# EXERCISE
Each entry below is to be transcribed exactly.

====== INFORMATION GIVEN ======

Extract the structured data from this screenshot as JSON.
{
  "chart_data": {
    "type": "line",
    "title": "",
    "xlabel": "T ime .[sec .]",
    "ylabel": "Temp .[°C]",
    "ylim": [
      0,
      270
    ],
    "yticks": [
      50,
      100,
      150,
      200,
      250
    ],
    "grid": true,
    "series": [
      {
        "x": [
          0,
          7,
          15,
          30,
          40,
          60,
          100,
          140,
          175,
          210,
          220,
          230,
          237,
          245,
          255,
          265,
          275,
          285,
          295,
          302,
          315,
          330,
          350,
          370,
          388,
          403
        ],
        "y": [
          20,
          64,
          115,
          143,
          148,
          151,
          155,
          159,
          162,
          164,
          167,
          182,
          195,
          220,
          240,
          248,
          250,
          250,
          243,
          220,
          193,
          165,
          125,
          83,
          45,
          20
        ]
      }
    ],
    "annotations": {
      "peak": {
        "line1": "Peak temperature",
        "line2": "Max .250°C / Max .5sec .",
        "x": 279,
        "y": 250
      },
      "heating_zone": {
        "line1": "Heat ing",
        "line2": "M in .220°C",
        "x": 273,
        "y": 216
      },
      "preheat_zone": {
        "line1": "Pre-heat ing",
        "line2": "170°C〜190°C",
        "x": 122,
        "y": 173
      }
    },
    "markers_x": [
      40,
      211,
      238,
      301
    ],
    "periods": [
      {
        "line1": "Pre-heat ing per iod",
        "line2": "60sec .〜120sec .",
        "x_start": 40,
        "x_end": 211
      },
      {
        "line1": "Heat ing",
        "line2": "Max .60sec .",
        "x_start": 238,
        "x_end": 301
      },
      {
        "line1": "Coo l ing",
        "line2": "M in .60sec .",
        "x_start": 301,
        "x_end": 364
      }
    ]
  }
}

======

# RESPONSE BELOW
Extract the structured data from this screenshot as JSON.
{
  "chart_data": {
    "type": "line",
    "title": "",
    "xlabel": "T ime .[sec .]",
    "ylabel": "Temp .[°C]",
    "ylim": [
      0,
      270
    ],
    "yticks": [
      50,
      100,
      150,
      200,
      250
    ],
    "grid": true,
    "series": [
      {
        "x": [
          0,
          7,
          15,
          30,
          40,
          60,
          100,
          140,
          175,
          210,
          220,
          230,
          237,
          245,
          255,
          265,
          275,
          285,
          295,
          302,
          315,
          330,
          350,
          370,
          388,
          403
        ],
        "y": [
          20,
          64,
          115,
          143,
          148,
          151,
          155,
          159,
          162,
          164,
          167,
          182,
          195,
          220,
          240,
          248,
          250,
          250,
          243,
          220,
          193,
          165,
          125,
          83,
          45,
          20
        ]
      }
    ],
    "annotations": {
      "peak": {
        "line1": "Peak temperature",
        "line2": "Max .250°C / Max .5sec .",
        "x": 279,
        "y": 250
      },
      "heating_zone": {
        "line1": "Heat ing",
        "line2": "M in .220°C",
        "x": 273,
        "y": 216
      },
      "preheat_zone": {
        "line1": "Pre-heat ing",
        "line2": "170°C〜190°C",
        "x": 122,
        "y": 173
      }
    },
    "markers_x": [
      40,
      211,
      238,
      301
    ],
    "periods": [
      {
        "line1": "Pre-heat ing per iod",
        "line2": "60sec .〜120sec .",
        "x_start": 40,
        "x_end": 211
      },
      {
        "line1": "Heat ing",
        "line2": "Max .60sec .",
        "x_start": 238,
        "x_end": 301
      },
      {
        "line1": "Coo l ing",
        "line2": "M in .60sec .",
        "x_start": 301,
        "x_end": 364
      }
    ]
  }
}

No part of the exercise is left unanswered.